[JOB] Change "battery-indicator" to "power-indicator" throughout the stretch from the line containing "status-icons: 5G 4G 100 — [660, 54, 993, 86]" through the line containing "answer-line: 人天生具备恻隐之心，善是内在本 —", and return only those lines with nothing else altered.

[Region boundary data]
<<<<
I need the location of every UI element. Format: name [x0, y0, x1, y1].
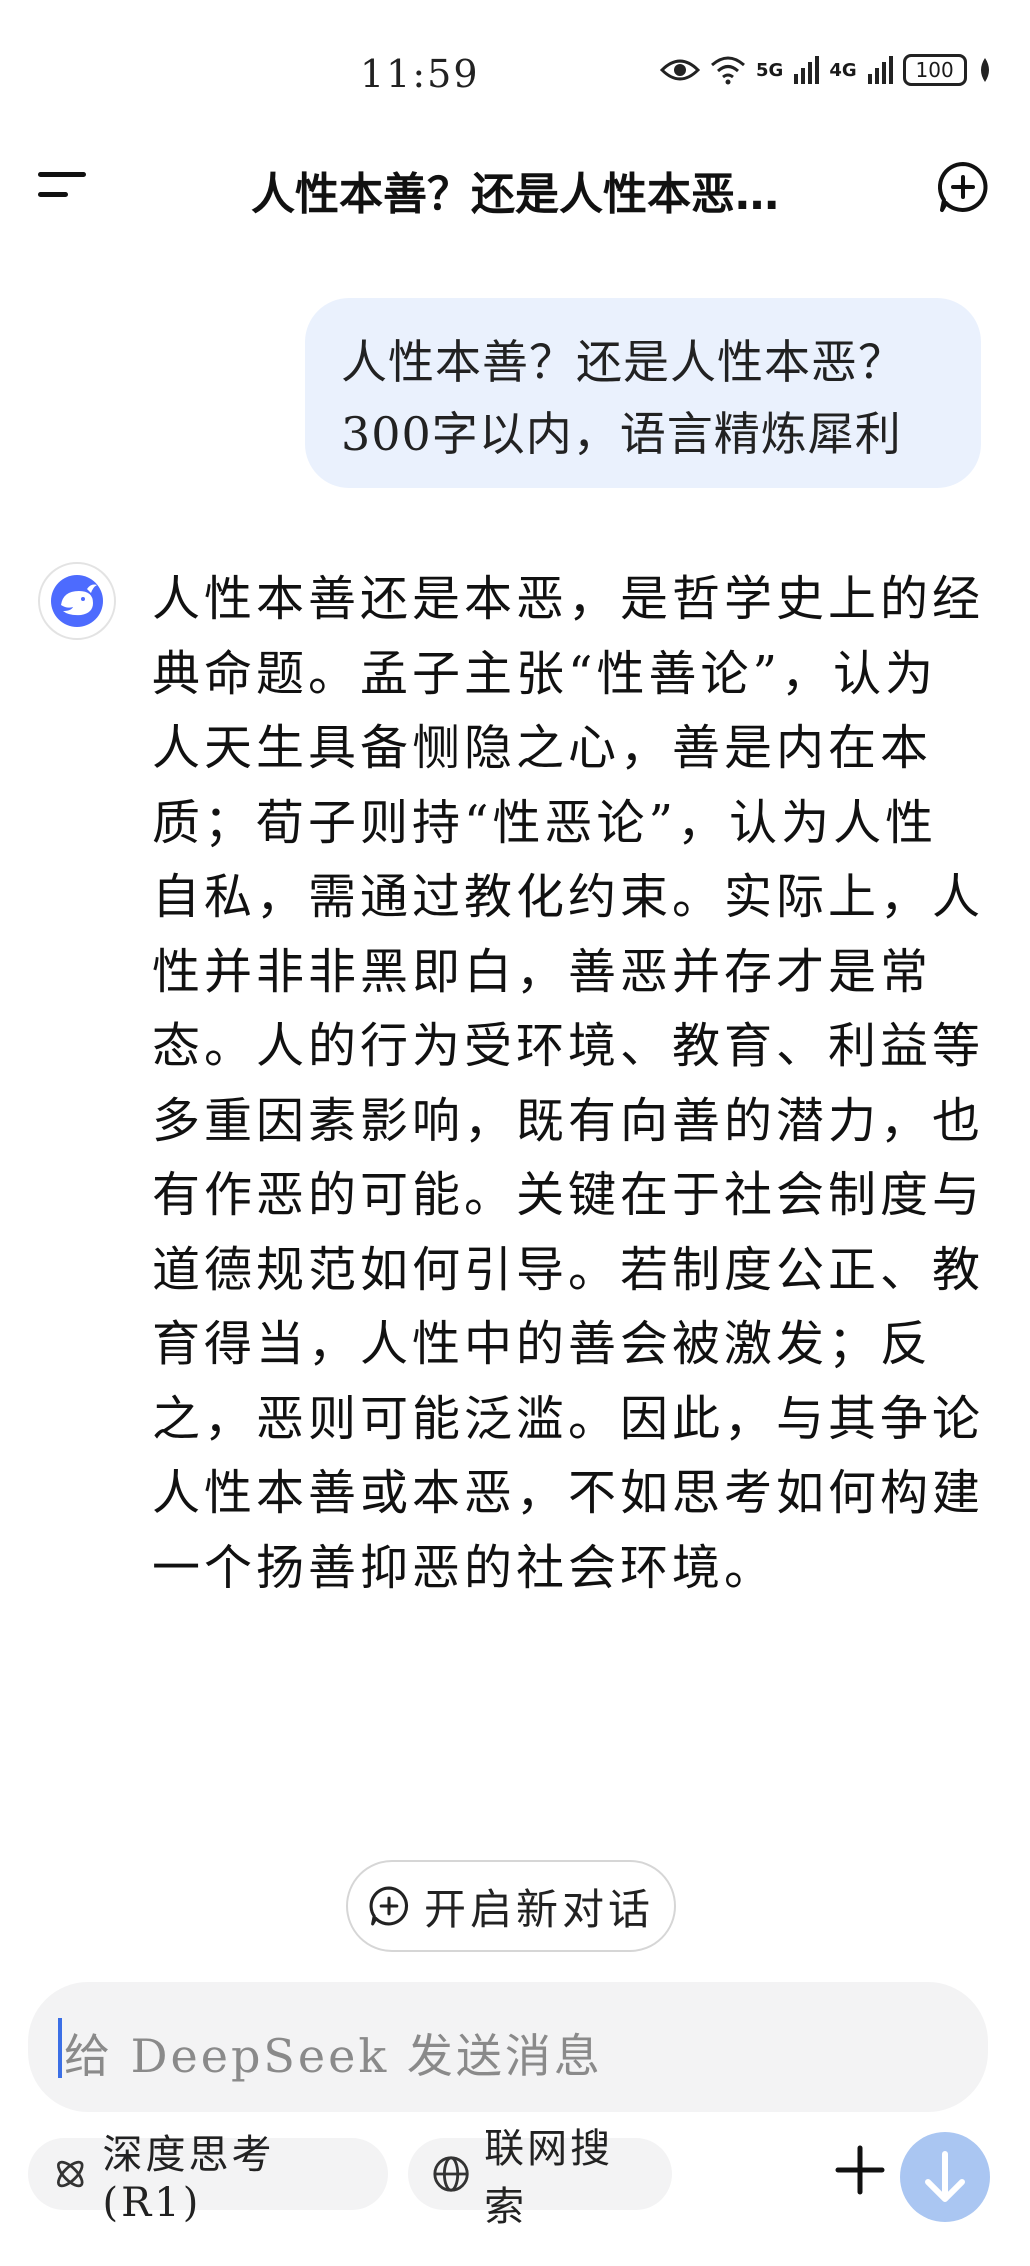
status-icons: 5G 4G 100 — [660, 54, 993, 86]
whale-logo-icon — [51, 575, 103, 627]
battery-indicator: 100 — [902, 54, 967, 86]
signal-bars-icon — [867, 56, 893, 84]
scroll-down-button[interactable] — [900, 2132, 990, 2222]
message-input-placeholder: 给 DeepSeek 发送消息 — [64, 2029, 603, 2083]
answer-line: 人天生具备恻隐之心，善是内在本 — [152, 720, 933, 776]
answer-line: 育得当，人性中的善会被激发；反 — [152, 1316, 933, 1372]
new-chat-button[interactable]: 开启新对话 — [346, 1860, 676, 1952]
signal-5g-label: 5G — [756, 59, 784, 81]
new-chat-icon[interactable] — [936, 160, 990, 214]
answer-line: 自私，需通过教化约束。实际上，人 — [152, 869, 985, 925]
deep-think-label: 深度思考 (R1) — [102, 2132, 275, 2226]
chat-title: 人性本善？还是人性本恶… — [251, 169, 779, 220]
answer-line: 典命题。孟子主张“性善论”，认为 — [152, 645, 938, 702]
globe-icon — [433, 2156, 469, 2192]
status-bar: 11:59 5G 4G 100 — [0, 0, 1030, 130]
answer-line: 态。人的行为受环境、教育、利益等 — [152, 1018, 985, 1074]
message-input[interactable]: 给 DeepSeek 发送消息 — [28, 1982, 988, 2112]
answer-line: 有作恶的可能。关键在于社会制度与 — [152, 1167, 985, 1223]
status-time: 11:59 — [360, 52, 480, 96]
web-search-toggle[interactable]: 联网搜索 — [408, 2126, 672, 2230]
chat-header: 人性本善？还是人性本恶… — [0, 140, 1030, 230]
wifi-icon — [711, 56, 745, 85]
plus-icon[interactable] — [830, 2140, 890, 2200]
answer-line: 一个扬善抑恶的社会环境。 — [152, 1539, 777, 1596]
eye-icon — [660, 59, 700, 81]
deep-think-toggle[interactable]: 深度思考 (R1) — [28, 2132, 388, 2226]
answer-line: 性并非非黑即白，善恶并存才是常 — [152, 943, 933, 1000]
answer-line: 道德规范如何引导。若制度公正、教 — [152, 1241, 985, 1298]
new-chat-label: 开启新对话 — [423, 1884, 654, 1934]
arrow-down-icon — [925, 2151, 965, 2202]
answer-line: 多重因素影响，既有向善的潜力，也 — [152, 1092, 985, 1149]
new-chat-icon — [369, 1886, 409, 1926]
web-search-label: 联网搜索 — [484, 2126, 614, 2230]
user-message-bubble[interactable]: 人性本善？还是人性本恶？ 300字以内，语言精炼犀利 — [305, 298, 981, 488]
user-message-line: 人性本善？还是人性本恶？ — [341, 335, 905, 389]
signal-bars-icon — [794, 56, 820, 84]
text-caret — [58, 2018, 62, 2078]
menu-icon[interactable] — [38, 168, 90, 202]
signal-4g-label: 4G — [829, 59, 857, 81]
answer-line: 人性本善或本恶，不如思考如何构建 — [152, 1465, 985, 1521]
leaf-icon — [980, 58, 989, 82]
assistant-message: 人性本善还是本恶，是哲学史上的经 典命题。孟子主张“性善论”，认为 人天生具备恻… — [152, 562, 982, 1605]
answer-line: 人性本善还是本恶，是哲学史上的经 — [152, 571, 985, 627]
assistant-avatar — [38, 562, 116, 640]
answer-line: 质；荀子则持“性恶论”，认为人性 — [152, 794, 938, 851]
atom-icon — [57, 2160, 84, 2188]
answer-line: 之，恶则可能泛滥。因此，与其争论 — [152, 1390, 985, 1447]
user-message-line: 300字以内，语言精炼犀利 — [341, 407, 902, 461]
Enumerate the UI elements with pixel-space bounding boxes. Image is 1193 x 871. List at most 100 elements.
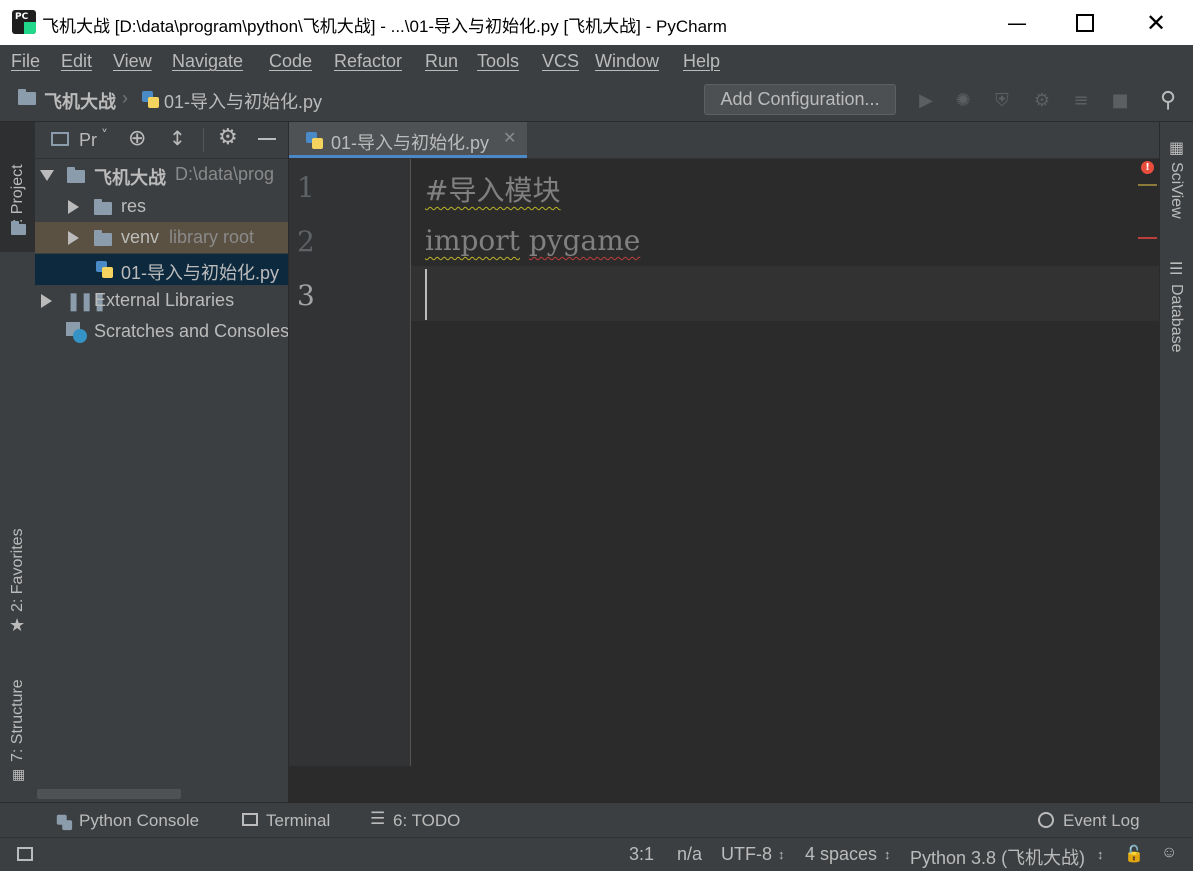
project-view-icon: [51, 132, 69, 146]
tree-item-res[interactable]: res: [35, 191, 288, 222]
project-panel-toolbar: Pr ˅ ⊕ ↕ ⚙: [35, 122, 288, 159]
clock-icon: [73, 329, 87, 343]
menu-vcs[interactable]: VCS: [542, 51, 579, 72]
menu-window[interactable]: Window: [595, 51, 659, 72]
breadcrumb-file[interactable]: 01-导入与初始化.py: [164, 88, 322, 114]
locate-file-icon[interactable]: ⊕: [128, 126, 146, 151]
database-icon: ☰: [1169, 259, 1184, 278]
folder-icon: [18, 89, 36, 105]
debug-icon[interactable]: ✺: [951, 88, 975, 112]
project-folder-icon: [11, 221, 26, 235]
tree-item-label: External Libraries: [94, 290, 235, 310]
tool-window-bar: Python Console Terminal ☰ 6: TODO Event …: [0, 802, 1193, 838]
run-with-coverage-icon[interactable]: ⛨: [990, 88, 1014, 112]
menu-edit[interactable]: Edit: [61, 51, 92, 72]
navigation-bar: 飞机大战 › 01-导入与初始化.py: [0, 76, 1193, 122]
hide-panel-icon[interactable]: [258, 138, 276, 140]
menu-navigate[interactable]: Navigate: [172, 51, 243, 72]
editor-tab-label: 01-导入与初始化.py: [331, 133, 490, 153]
menu-view[interactable]: View: [113, 51, 152, 72]
horizontal-scrollbar[interactable]: [37, 789, 181, 799]
encoding-selector[interactable]: UTF-8: [721, 844, 772, 865]
favorites-tab[interactable]: 2: Favorites: [9, 528, 27, 612]
updown-icon: ↕: [778, 847, 785, 862]
sciview-icon: ▦: [1169, 138, 1185, 157]
expand-arrow-icon[interactable]: [68, 231, 79, 245]
tree-item-file[interactable]: 01-导入与初始化.py: [35, 254, 288, 285]
close-tab-icon[interactable]: ✕: [503, 128, 516, 147]
menu-help[interactable]: Help: [683, 51, 720, 72]
line-number: 2: [297, 225, 315, 258]
event-log-icon: [1038, 812, 1054, 828]
project-view-selector[interactable]: Pr: [79, 130, 97, 151]
todo-tab[interactable]: 6: TODO: [393, 811, 460, 831]
toggle-tool-windows-icon[interactable]: [17, 847, 33, 861]
project-tool-tab[interactable]: 1: Project: [0, 122, 35, 252]
root-path: D:\data\prog: [175, 164, 275, 184]
line-number-gutter: 1 2 3: [289, 159, 411, 766]
text-caret: [425, 269, 427, 320]
menu-code[interactable]: Code: [269, 51, 312, 72]
window-title: 飞机大战 [D:\data\program\python\飞机大战] - ...…: [42, 17, 727, 36]
chevron-down-icon[interactable]: ˅: [101, 128, 108, 144]
sciview-tab[interactable]: SciView: [1167, 162, 1185, 219]
code-editor[interactable]: 1 2 3 #导入模块 import pygame !: [289, 159, 1159, 766]
menu-file[interactable]: File: [11, 51, 40, 72]
line-number: 3: [297, 279, 315, 312]
right-tool-stripe: ▦ SciView ☰ Database: [1159, 122, 1193, 802]
interpreter-selector[interactable]: Python 3.8 (飞机大战): [910, 844, 1085, 870]
python-console-tab[interactable]: Python Console: [79, 811, 199, 831]
star-icon: ★: [9, 615, 26, 636]
caret-position[interactable]: 3:1: [629, 844, 654, 865]
concurrency-icon[interactable]: ≡: [1069, 88, 1093, 112]
tree-root[interactable]: 飞机大战 D:\data\prog: [35, 159, 288, 190]
search-icon[interactable]: ⚲: [1156, 88, 1180, 113]
editor-tab-bar: 01-导入与初始化.py ✕: [289, 122, 1159, 159]
project-panel: Pr ˅ ⊕ ↕ ⚙ 飞机大战 D:\data\prog res venv li…: [35, 122, 289, 802]
editor-bottom-area: [289, 766, 1159, 802]
inspector-icon[interactable]: ☺: [1161, 844, 1177, 862]
error-indicator-icon[interactable]: !: [1141, 161, 1154, 174]
terminal-tab[interactable]: Terminal: [266, 811, 330, 831]
tree-item-external-libraries[interactable]: ❚❚❚ External Libraries: [35, 285, 288, 316]
keyword-import: import: [425, 224, 520, 257]
gear-icon[interactable]: ⚙: [218, 125, 238, 150]
root-name: 飞机大战: [94, 168, 166, 188]
menu-tools[interactable]: Tools: [477, 51, 519, 72]
line-separator-status[interactable]: n/a: [677, 844, 702, 865]
editor-tab[interactable]: 01-导入与初始化.py ✕: [289, 122, 527, 158]
python-file-icon: [305, 131, 323, 149]
close-button[interactable]: ✕: [1121, 0, 1191, 45]
updown-icon: ↕: [884, 847, 891, 862]
terminal-icon: [242, 813, 258, 826]
event-log-tab[interactable]: Event Log: [1063, 811, 1140, 831]
todo-icon: ☰: [370, 809, 386, 829]
lock-icon[interactable]: 🔓: [1124, 844, 1144, 864]
tree-item-venv[interactable]: venv library root: [35, 222, 288, 253]
menu-refactor[interactable]: Refactor: [334, 51, 402, 72]
expand-arrow-icon[interactable]: [40, 170, 54, 181]
menu-run[interactable]: Run: [425, 51, 458, 72]
code-line-2: import pygame: [425, 224, 640, 257]
error-stripe-marker[interactable]: [1138, 237, 1157, 239]
stop-icon[interactable]: ■: [1108, 88, 1132, 112]
indent-selector[interactable]: 4 spaces: [805, 844, 877, 865]
tree-item-label: Scratches and Consoles: [94, 321, 289, 341]
tree-item-scratches[interactable]: Scratches and Consoles: [35, 316, 288, 347]
breadcrumb-separator: ›: [122, 88, 128, 108]
breadcrumb-project[interactable]: 飞机大战: [44, 88, 116, 114]
run-icon[interactable]: ▶: [914, 88, 938, 112]
collapse-all-icon[interactable]: ↕: [169, 126, 186, 150]
updown-icon: ↕: [1097, 847, 1104, 862]
minimize-button[interactable]: —: [982, 0, 1052, 45]
current-line-highlight: [411, 266, 1159, 321]
profile-icon[interactable]: ⚙: [1030, 88, 1054, 112]
structure-tab[interactable]: 7: Structure: [9, 679, 27, 762]
database-tab[interactable]: Database: [1167, 284, 1185, 353]
warning-stripe-marker[interactable]: [1138, 184, 1157, 186]
code-line-1: #导入模块: [425, 174, 561, 207]
expand-arrow-icon[interactable]: [41, 294, 52, 308]
maximize-button[interactable]: [1050, 0, 1120, 45]
expand-arrow-icon[interactable]: [68, 200, 79, 214]
add-configuration-button[interactable]: Add Configuration...: [704, 84, 896, 115]
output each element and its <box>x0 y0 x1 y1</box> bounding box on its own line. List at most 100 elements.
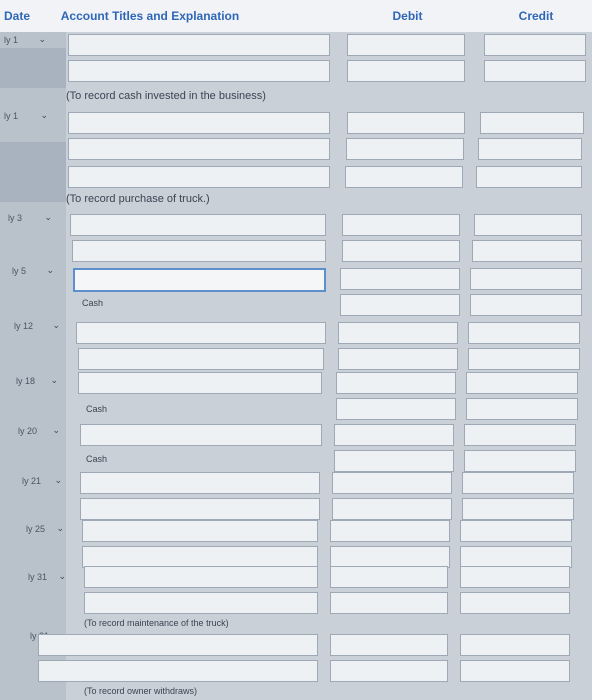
debit-input[interactable] <box>336 398 456 420</box>
date-select-4[interactable]: ly 5 ⌄ <box>12 263 54 279</box>
account-input[interactable] <box>70 214 326 236</box>
chevron-down-icon: ⌄ <box>58 571 66 581</box>
cash-label: Cash <box>86 404 108 414</box>
cash-label: Cash <box>82 298 104 308</box>
debit-input[interactable] <box>336 372 456 394</box>
credit-input[interactable] <box>464 424 576 446</box>
debit-input[interactable] <box>342 214 460 236</box>
debit-input[interactable] <box>347 112 465 134</box>
chevron-down-icon: ⌄ <box>40 110 48 120</box>
credit-input[interactable] <box>468 322 580 344</box>
account-input[interactable] <box>38 634 318 656</box>
chevron-down-icon: ⌄ <box>52 320 60 330</box>
debit-input[interactable] <box>340 268 460 290</box>
account-input[interactable] <box>84 592 318 614</box>
date-select-3[interactable]: ly 3 ⌄ <box>8 210 52 226</box>
credit-input[interactable] <box>460 660 570 682</box>
account-input[interactable] <box>82 520 318 542</box>
credit-input[interactable] <box>472 240 582 262</box>
journal-header: Date Account Titles and Explanation Debi… <box>0 0 592 33</box>
account-input[interactable] <box>82 546 318 568</box>
credit-input[interactable] <box>460 546 572 568</box>
account-input[interactable] <box>76 322 326 344</box>
debit-input[interactable] <box>334 450 454 472</box>
entry-explanation: (To record cash invested in the business… <box>66 90 266 102</box>
entry-explanation: (To record purchase of truck.) <box>66 193 210 205</box>
credit-input[interactable] <box>462 498 574 520</box>
credit-input[interactable] <box>460 634 570 656</box>
credit-input[interactable] <box>464 450 576 472</box>
date-select-10[interactable]: ly 31 ⌄ <box>28 569 66 585</box>
debit-input[interactable] <box>334 424 454 446</box>
credit-input[interactable] <box>466 372 578 394</box>
debit-input[interactable] <box>332 472 452 494</box>
debit-input[interactable] <box>338 348 458 370</box>
chevron-down-icon: ⌄ <box>56 523 64 533</box>
chevron-down-icon: ⌄ <box>44 212 52 222</box>
credit-input[interactable] <box>474 214 582 236</box>
account-input[interactable] <box>84 566 318 588</box>
date-select-2[interactable]: ly 1 ⌄ <box>4 108 48 124</box>
credit-input[interactable] <box>460 566 570 588</box>
date-select-5[interactable]: ly 12 ⌄ <box>14 318 60 334</box>
date-select-6[interactable]: ly 18 ⌄ <box>16 373 58 389</box>
chevron-down-icon: ⌄ <box>50 375 58 385</box>
debit-input[interactable] <box>346 138 464 160</box>
debit-input[interactable] <box>338 322 458 344</box>
account-input[interactable] <box>73 268 326 292</box>
date-select-9[interactable]: ly 25 ⌄ <box>26 521 64 537</box>
debit-input[interactable] <box>342 240 460 262</box>
debit-input[interactable] <box>330 592 448 614</box>
credit-input[interactable] <box>460 592 570 614</box>
credit-input[interactable] <box>468 348 580 370</box>
account-input[interactable] <box>38 660 318 682</box>
debit-input[interactable] <box>330 660 448 682</box>
chevron-down-icon: ⌄ <box>54 475 62 485</box>
credit-header: Credit <box>518 9 554 23</box>
credit-input[interactable] <box>462 472 574 494</box>
account-input[interactable] <box>68 112 330 134</box>
entry-explanation: (To record owner withdraws) <box>84 686 198 696</box>
account-input[interactable] <box>68 138 330 160</box>
date-header: Date <box>4 9 31 23</box>
debit-input[interactable] <box>330 546 450 568</box>
entry-explanation: (To record maintenance of the truck) <box>84 618 229 628</box>
journal-sheet: ly 1 ⌄ ly 1 ⌄ ly 3 ⌄ ly 5 ⌄ ly 12 ⌄ ly 18 ⌄ ly… <box>0 32 592 700</box>
cash-label: Cash <box>86 454 108 464</box>
credit-input[interactable] <box>470 268 582 290</box>
account-input[interactable] <box>68 60 330 82</box>
credit-input[interactable] <box>484 34 586 56</box>
debit-input[interactable] <box>330 634 448 656</box>
credit-input[interactable] <box>476 166 582 188</box>
account-input[interactable] <box>72 240 326 262</box>
chevron-down-icon: ⌄ <box>52 425 60 435</box>
account-input[interactable] <box>78 348 324 370</box>
chevron-down-icon: ⌄ <box>38 34 46 44</box>
debit-input[interactable] <box>330 520 450 542</box>
account-input[interactable] <box>78 372 322 394</box>
debit-input[interactable] <box>332 498 452 520</box>
credit-input[interactable] <box>470 294 582 316</box>
debit-input[interactable] <box>330 566 448 588</box>
account-input[interactable] <box>80 424 322 446</box>
credit-input[interactable] <box>484 60 586 82</box>
account-input[interactable] <box>68 166 330 188</box>
date-select-8[interactable]: ly 21 ⌄ <box>22 473 62 489</box>
debit-header: Debit <box>392 9 423 23</box>
account-input[interactable] <box>68 34 330 56</box>
debit-input[interactable] <box>347 60 465 82</box>
debit-input[interactable] <box>340 294 460 316</box>
debit-input[interactable] <box>347 34 465 56</box>
account-input[interactable] <box>80 498 320 520</box>
date-column <box>0 32 66 700</box>
date-select-7[interactable]: ly 20 ⌄ <box>18 423 60 439</box>
debit-input[interactable] <box>345 166 463 188</box>
credit-input[interactable] <box>466 398 578 420</box>
credit-input[interactable] <box>478 138 582 160</box>
chevron-down-icon: ⌄ <box>46 265 54 275</box>
credit-input[interactable] <box>480 112 584 134</box>
account-header: Account Titles and Explanation <box>60 9 240 23</box>
date-select-1[interactable]: ly 1 ⌄ <box>4 32 46 48</box>
credit-input[interactable] <box>460 520 572 542</box>
account-input[interactable] <box>80 472 320 494</box>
>>>>
[ANSWER FOR THE TASK]
status-icons: 5G 4G 100 — [660, 54, 993, 86]
whale-logo-icon — [51, 575, 103, 627]
power-indicator: 100 — [902, 54, 967, 86]
signal-bars-icon — [867, 56, 893, 84]
scroll-down-button[interactable] — [900, 2132, 990, 2222]
message-input-placeholder: 给 DeepSeek 发送消息 — [64, 2029, 603, 2083]
answer-line: 人天生具备恻隐之心，善是内在本 — [152, 720, 933, 776]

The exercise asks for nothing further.